» WHAT YOU NEED TO DO
Transcribe the material below exactly as it appears.

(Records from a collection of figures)
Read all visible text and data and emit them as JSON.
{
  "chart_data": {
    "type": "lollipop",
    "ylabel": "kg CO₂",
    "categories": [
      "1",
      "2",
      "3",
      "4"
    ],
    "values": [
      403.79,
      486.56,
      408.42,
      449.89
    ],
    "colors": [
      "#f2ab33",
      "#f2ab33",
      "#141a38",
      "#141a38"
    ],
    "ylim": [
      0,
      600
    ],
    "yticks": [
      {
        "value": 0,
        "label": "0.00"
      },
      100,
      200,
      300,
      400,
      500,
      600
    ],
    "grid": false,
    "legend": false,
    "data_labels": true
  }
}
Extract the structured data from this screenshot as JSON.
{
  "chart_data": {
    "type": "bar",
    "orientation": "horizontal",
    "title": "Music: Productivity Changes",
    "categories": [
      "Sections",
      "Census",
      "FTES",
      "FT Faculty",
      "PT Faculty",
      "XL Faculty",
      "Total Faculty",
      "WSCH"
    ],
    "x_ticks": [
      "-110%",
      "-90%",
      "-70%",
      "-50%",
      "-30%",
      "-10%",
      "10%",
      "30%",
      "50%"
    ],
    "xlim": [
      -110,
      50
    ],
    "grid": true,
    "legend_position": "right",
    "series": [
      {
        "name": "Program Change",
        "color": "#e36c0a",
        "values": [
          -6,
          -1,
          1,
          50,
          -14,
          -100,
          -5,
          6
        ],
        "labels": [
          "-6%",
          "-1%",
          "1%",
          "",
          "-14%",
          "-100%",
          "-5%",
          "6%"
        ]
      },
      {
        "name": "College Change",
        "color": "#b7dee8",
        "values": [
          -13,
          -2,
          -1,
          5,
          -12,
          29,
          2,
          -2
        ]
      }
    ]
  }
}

» SOLUTION
Read all visible text and data and emit them as JSON.
{
  "chart_data": {
    "type": "lollipop",
    "ylabel": "kg CO₂",
    "categories": [
      "1",
      "2",
      "3",
      "4"
    ],
    "values": [
      403.79,
      486.56,
      408.42,
      449.89
    ],
    "colors": [
      "#f2ab33",
      "#f2ab33",
      "#141a38",
      "#141a38"
    ],
    "ylim": [
      0,
      600
    ],
    "yticks": [
      {
        "value": 0,
        "label": "0.00"
      },
      100,
      200,
      300,
      400,
      500,
      600
    ],
    "grid": false,
    "legend": false,
    "data_labels": true
  }
}
Extract the structured data from this screenshot as JSON.
{
  "chart_data": {
    "type": "bar",
    "orientation": "horizontal",
    "title": "Music: Productivity Changes",
    "categories": [
      "Sections",
      "Census",
      "FTES",
      "FT Faculty",
      "PT Faculty",
      "XL Faculty",
      "Total Faculty",
      "WSCH"
    ],
    "x_ticks": [
      "-110%",
      "-90%",
      "-70%",
      "-50%",
      "-30%",
      "-10%",
      "10%",
      "30%",
      "50%"
    ],
    "xlim": [
      -110,
      50
    ],
    "grid": true,
    "legend_position": "right",
    "series": [
      {
        "name": "Program Change",
        "color": "#e36c0a",
        "values": [
          -6,
          -1,
          1,
          50,
          -14,
          -100,
          -5,
          6
        ],
        "labels": [
          "-6%",
          "-1%",
          "1%",
          "",
          "-14%",
          "-100%",
          "-5%",
          "6%"
        ]
      },
      {
        "name": "College Change",
        "color": "#b7dee8",
        "values": [
          -13,
          -2,
          -1,
          5,
          -12,
          29,
          2,
          -2
        ]
      }
    ]
  }
}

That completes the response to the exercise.